Written exercise: Write out every line below that includes the word "熊猫可能因生活得过于舒适而面临灭绝风险".

Given records:
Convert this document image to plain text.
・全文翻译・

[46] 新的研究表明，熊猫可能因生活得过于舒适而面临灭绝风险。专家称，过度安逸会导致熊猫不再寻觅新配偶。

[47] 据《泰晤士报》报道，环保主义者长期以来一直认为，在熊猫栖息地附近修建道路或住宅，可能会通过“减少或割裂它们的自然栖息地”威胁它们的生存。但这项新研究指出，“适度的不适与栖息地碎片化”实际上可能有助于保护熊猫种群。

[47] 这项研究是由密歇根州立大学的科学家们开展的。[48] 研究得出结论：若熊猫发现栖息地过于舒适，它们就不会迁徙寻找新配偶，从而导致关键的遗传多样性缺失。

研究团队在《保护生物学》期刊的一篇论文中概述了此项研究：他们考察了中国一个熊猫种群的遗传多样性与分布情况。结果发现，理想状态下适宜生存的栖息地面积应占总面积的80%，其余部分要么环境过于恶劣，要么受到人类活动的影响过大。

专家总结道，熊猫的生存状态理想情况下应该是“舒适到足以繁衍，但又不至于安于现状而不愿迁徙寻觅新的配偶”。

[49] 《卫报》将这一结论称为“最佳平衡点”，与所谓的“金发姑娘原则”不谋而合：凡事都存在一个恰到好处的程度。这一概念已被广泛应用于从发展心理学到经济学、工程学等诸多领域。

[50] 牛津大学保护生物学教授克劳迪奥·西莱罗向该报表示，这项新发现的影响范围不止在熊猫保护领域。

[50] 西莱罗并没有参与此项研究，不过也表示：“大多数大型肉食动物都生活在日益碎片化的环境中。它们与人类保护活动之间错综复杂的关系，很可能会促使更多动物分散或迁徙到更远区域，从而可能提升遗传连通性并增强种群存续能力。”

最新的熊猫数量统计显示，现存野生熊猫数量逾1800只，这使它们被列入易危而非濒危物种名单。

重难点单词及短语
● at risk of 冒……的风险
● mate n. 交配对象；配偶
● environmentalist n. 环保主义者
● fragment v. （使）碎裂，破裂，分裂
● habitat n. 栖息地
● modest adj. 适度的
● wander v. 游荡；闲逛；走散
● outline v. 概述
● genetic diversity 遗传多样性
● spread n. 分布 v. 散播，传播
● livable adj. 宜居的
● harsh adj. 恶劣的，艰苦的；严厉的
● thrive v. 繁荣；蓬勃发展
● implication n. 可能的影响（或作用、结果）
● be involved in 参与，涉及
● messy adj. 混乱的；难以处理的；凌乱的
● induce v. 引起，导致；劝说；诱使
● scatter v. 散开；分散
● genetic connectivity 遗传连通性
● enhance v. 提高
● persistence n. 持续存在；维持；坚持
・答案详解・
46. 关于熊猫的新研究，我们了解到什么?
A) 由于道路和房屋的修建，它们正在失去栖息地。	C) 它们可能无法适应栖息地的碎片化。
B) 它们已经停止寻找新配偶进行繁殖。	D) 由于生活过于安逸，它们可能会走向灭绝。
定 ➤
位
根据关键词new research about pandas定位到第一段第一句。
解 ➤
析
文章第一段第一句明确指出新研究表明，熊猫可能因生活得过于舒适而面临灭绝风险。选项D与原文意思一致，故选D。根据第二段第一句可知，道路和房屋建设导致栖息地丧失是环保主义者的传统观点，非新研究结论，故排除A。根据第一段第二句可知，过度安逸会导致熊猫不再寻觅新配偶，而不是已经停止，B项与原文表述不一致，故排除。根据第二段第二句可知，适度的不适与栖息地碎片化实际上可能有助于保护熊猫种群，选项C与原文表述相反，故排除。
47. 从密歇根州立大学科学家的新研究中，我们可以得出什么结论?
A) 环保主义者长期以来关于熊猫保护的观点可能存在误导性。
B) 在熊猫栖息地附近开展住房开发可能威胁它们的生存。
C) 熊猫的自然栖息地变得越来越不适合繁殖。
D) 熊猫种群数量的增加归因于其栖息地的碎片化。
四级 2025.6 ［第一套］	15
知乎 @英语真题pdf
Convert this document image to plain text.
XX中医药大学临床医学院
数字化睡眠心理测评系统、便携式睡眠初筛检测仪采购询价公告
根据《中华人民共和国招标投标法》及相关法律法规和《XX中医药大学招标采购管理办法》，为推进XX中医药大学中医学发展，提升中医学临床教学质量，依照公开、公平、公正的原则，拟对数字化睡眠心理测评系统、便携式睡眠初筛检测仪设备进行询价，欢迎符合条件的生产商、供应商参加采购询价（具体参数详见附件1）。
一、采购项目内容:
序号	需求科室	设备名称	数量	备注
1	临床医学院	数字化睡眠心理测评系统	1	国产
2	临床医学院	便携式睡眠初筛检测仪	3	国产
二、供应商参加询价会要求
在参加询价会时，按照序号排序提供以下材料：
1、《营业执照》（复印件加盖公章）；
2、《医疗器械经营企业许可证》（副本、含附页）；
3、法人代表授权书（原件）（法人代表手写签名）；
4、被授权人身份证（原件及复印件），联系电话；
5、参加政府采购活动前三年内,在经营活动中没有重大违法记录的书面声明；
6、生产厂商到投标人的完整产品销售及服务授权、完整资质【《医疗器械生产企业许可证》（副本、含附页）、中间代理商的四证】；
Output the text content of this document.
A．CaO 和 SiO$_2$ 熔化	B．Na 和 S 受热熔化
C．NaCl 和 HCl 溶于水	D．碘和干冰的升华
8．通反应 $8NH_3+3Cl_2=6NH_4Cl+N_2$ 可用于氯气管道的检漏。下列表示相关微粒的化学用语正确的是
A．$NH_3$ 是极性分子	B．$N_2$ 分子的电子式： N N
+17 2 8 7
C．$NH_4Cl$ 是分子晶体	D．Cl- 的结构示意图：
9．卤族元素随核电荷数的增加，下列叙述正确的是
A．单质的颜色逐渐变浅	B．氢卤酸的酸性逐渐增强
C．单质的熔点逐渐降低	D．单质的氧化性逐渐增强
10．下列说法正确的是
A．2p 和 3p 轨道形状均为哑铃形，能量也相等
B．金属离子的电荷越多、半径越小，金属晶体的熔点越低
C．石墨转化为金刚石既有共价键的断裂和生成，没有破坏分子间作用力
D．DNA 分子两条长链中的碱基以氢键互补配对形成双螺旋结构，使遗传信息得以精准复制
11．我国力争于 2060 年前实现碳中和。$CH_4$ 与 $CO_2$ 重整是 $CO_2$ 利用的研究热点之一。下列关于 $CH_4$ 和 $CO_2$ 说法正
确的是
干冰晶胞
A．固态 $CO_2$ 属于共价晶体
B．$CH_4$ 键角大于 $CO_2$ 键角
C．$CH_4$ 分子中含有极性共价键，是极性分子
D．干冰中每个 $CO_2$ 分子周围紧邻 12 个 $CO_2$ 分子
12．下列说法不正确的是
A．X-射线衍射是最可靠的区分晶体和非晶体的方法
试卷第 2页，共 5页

Response to this task:
[46] 新的研究表明，熊猫可能因生活得过于舒适而面临灭绝风险。专家称，过度安逸会导致熊猫不再寻觅新配偶。
文章第一段第一句明确指出新研究表明，熊猫可能因生活得过于舒适而面临灭绝风险。选项D与原文意思一致，故选D。根据第二段第一句可知，道路和房屋建设导致栖息地丧失是环保主义者的传统观点，非新研究结论，故排除A。根据第一段第二句可知，过度安逸会导致熊猫不再寻觅新配偶，而不是已经停止，B项与原文表述不一致，故排除。根据第二段第二句可知，适度的不适与栖息地碎片化实际上可能有助于保护熊猫种群，选项C与原文表述相反，故排除。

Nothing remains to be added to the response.